WHAT THE TASK REQUIRES: Quote all of the entries word for word.

PROVIDED RECORDS:
** start **

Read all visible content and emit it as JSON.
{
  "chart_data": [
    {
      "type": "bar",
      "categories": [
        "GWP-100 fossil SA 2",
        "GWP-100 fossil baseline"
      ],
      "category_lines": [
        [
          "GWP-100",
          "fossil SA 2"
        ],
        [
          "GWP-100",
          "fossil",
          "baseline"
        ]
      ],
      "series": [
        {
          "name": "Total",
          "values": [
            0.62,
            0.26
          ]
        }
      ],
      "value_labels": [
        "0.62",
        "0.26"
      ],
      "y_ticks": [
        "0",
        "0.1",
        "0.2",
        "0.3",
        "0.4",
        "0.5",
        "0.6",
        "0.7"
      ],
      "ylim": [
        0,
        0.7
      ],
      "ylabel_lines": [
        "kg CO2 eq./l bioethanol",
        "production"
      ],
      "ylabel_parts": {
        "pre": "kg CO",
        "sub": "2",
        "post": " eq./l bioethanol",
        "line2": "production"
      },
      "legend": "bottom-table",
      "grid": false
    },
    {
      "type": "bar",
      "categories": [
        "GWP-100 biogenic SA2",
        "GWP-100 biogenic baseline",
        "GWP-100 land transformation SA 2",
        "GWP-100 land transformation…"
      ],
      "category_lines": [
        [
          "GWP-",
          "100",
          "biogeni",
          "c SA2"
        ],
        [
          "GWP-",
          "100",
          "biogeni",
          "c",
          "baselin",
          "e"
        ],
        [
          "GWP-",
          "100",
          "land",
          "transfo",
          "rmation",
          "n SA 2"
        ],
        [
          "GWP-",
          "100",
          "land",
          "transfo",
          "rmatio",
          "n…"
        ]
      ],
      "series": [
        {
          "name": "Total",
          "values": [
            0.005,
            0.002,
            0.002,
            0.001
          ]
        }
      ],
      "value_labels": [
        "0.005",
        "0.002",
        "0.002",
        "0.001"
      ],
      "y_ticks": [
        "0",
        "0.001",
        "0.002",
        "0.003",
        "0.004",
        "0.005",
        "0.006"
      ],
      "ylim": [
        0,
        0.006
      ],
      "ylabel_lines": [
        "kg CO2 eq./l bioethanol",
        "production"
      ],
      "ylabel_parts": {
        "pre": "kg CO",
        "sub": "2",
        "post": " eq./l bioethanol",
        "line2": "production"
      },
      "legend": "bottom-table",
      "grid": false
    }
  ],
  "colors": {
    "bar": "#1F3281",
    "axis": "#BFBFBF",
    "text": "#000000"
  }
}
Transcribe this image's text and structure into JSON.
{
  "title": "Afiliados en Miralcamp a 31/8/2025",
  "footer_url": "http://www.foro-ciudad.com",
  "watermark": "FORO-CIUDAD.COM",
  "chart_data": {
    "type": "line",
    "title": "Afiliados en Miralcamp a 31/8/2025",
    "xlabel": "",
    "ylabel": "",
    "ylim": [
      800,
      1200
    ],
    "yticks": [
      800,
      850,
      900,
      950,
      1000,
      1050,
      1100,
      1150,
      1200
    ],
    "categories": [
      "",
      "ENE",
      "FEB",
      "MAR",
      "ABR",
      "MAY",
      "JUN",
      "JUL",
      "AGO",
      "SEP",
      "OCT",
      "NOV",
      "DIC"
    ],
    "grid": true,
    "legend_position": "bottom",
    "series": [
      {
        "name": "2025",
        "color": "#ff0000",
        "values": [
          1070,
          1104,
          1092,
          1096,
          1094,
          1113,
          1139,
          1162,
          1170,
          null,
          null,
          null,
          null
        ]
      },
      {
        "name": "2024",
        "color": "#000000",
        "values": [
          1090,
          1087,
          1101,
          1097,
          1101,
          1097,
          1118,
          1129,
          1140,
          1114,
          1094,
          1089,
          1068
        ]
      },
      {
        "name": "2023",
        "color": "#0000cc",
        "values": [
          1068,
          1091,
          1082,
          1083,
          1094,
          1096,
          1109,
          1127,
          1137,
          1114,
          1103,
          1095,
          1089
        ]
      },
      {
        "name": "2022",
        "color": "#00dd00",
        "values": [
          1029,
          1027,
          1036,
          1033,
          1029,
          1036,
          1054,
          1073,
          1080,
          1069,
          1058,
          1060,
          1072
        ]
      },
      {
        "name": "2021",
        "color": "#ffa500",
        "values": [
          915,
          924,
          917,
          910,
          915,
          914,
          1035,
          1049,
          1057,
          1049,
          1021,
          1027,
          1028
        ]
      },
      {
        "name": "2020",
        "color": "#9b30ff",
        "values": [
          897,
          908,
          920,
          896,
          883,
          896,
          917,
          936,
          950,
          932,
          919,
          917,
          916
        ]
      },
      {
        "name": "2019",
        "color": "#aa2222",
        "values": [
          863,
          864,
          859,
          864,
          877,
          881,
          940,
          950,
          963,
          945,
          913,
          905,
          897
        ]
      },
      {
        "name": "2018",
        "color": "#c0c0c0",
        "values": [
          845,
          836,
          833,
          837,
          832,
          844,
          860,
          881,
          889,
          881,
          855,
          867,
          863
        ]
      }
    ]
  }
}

** end **

RESPONSE TO THE TASK:
Read all visible content and emit it as JSON.
{
  "chart_data": [
    {
      "type": "bar",
      "categories": [
        "GWP-100 fossil SA 2",
        "GWP-100 fossil baseline"
      ],
      "category_lines": [
        [
          "GWP-100",
          "fossil SA 2"
        ],
        [
          "GWP-100",
          "fossil",
          "baseline"
        ]
      ],
      "series": [
        {
          "name": "Total",
          "values": [
            0.62,
            0.26
          ]
        }
      ],
      "value_labels": [
        "0.62",
        "0.26"
      ],
      "y_ticks": [
        "0",
        "0.1",
        "0.2",
        "0.3",
        "0.4",
        "0.5",
        "0.6",
        "0.7"
      ],
      "ylim": [
        0,
        0.7
      ],
      "ylabel_lines": [
        "kg CO2 eq./l bioethanol",
        "production"
      ],
      "ylabel_parts": {
        "pre": "kg CO",
        "sub": "2",
        "post": " eq./l bioethanol",
        "line2": "production"
      },
      "legend": "bottom-table",
      "grid": false
    },
    {
      "type": "bar",
      "categories": [
        "GWP-100 biogenic SA2",
        "GWP-100 biogenic baseline",
        "GWP-100 land transformation SA 2",
        "GWP-100 land transformation…"
      ],
      "category_lines": [
        [
          "GWP-",
          "100",
          "biogeni",
          "c SA2"
        ],
        [
          "GWP-",
          "100",
          "biogeni",
          "c",
          "baselin",
          "e"
        ],
        [
          "GWP-",
          "100",
          "land",
          "transfo",
          "rmation",
          "n SA 2"
        ],
        [
          "GWP-",
          "100",
          "land",
          "transfo",
          "rmatio",
          "n…"
        ]
      ],
      "series": [
        {
          "name": "Total",
          "values": [
            0.005,
            0.002,
            0.002,
            0.001
          ]
        }
      ],
      "value_labels": [
        "0.005",
        "0.002",
        "0.002",
        "0.001"
      ],
      "y_ticks": [
        "0",
        "0.001",
        "0.002",
        "0.003",
        "0.004",
        "0.005",
        "0.006"
      ],
      "ylim": [
        0,
        0.006
      ],
      "ylabel_lines": [
        "kg CO2 eq./l bioethanol",
        "production"
      ],
      "ylabel_parts": {
        "pre": "kg CO",
        "sub": "2",
        "post": " eq./l bioethanol",
        "line2": "production"
      },
      "legend": "bottom-table",
      "grid": false
    }
  ],
  "colors": {
    "bar": "#1F3281",
    "axis": "#BFBFBF",
    "text": "#000000"
  }
}
Transcribe this image's text and structure into JSON.
{
  "title": "Afiliados en Miralcamp a 31/8/2025",
  "footer_url": "http://www.foro-ciudad.com",
  "watermark": "FORO-CIUDAD.COM",
  "chart_data": {
    "type": "line",
    "title": "Afiliados en Miralcamp a 31/8/2025",
    "xlabel": "",
    "ylabel": "",
    "ylim": [
      800,
      1200
    ],
    "yticks": [
      800,
      850,
      900,
      950,
      1000,
      1050,
      1100,
      1150,
      1200
    ],
    "categories": [
      "",
      "ENE",
      "FEB",
      "MAR",
      "ABR",
      "MAY",
      "JUN",
      "JUL",
      "AGO",
      "SEP",
      "OCT",
      "NOV",
      "DIC"
    ],
    "grid": true,
    "legend_position": "bottom",
    "series": [
      {
        "name": "2025",
        "color": "#ff0000",
        "values": [
          1070,
          1104,
          1092,
          1096,
          1094,
          1113,
          1139,
          1162,
          1170,
          null,
          null,
          null,
          null
        ]
      },
      {
        "name": "2024",
        "color": "#000000",
        "values": [
          1090,
          1087,
          1101,
          1097,
          1101,
          1097,
          1118,
          1129,
          1140,
          1114,
          1094,
          1089,
          1068
        ]
      },
      {
        "name": "2023",
        "color": "#0000cc",
        "values": [
          1068,
          1091,
          1082,
          1083,
          1094,
          1096,
          1109,
          1127,
          1137,
          1114,
          1103,
          1095,
          1089
        ]
      },
      {
        "name": "2022",
        "color": "#00dd00",
        "values": [
          1029,
          1027,
          1036,
          1033,
          1029,
          1036,
          1054,
          1073,
          1080,
          1069,
          1058,
          1060,
          1072
        ]
      },
      {
        "name": "2021",
        "color": "#ffa500",
        "values": [
          915,
          924,
          917,
          910,
          915,
          914,
          1035,
          1049,
          1057,
          1049,
          1021,
          1027,
          1028
        ]
      },
      {
        "name": "2020",
        "color": "#9b30ff",
        "values": [
          897,
          908,
          920,
          896,
          883,
          896,
          917,
          936,
          950,
          932,
          919,
          917,
          916
        ]
      },
      {
        "name": "2019",
        "color": "#aa2222",
        "values": [
          863,
          864,
          859,
          864,
          877,
          881,
          940,
          950,
          963,
          945,
          913,
          905,
          897
        ]
      },
      {
        "name": "2018",
        "color": "#c0c0c0",
        "values": [
          845,
          836,
          833,
          837,
          832,
          844,
          860,
          881,
          889,
          881,
          855,
          867,
          863
        ]
      }
    ]
  }
}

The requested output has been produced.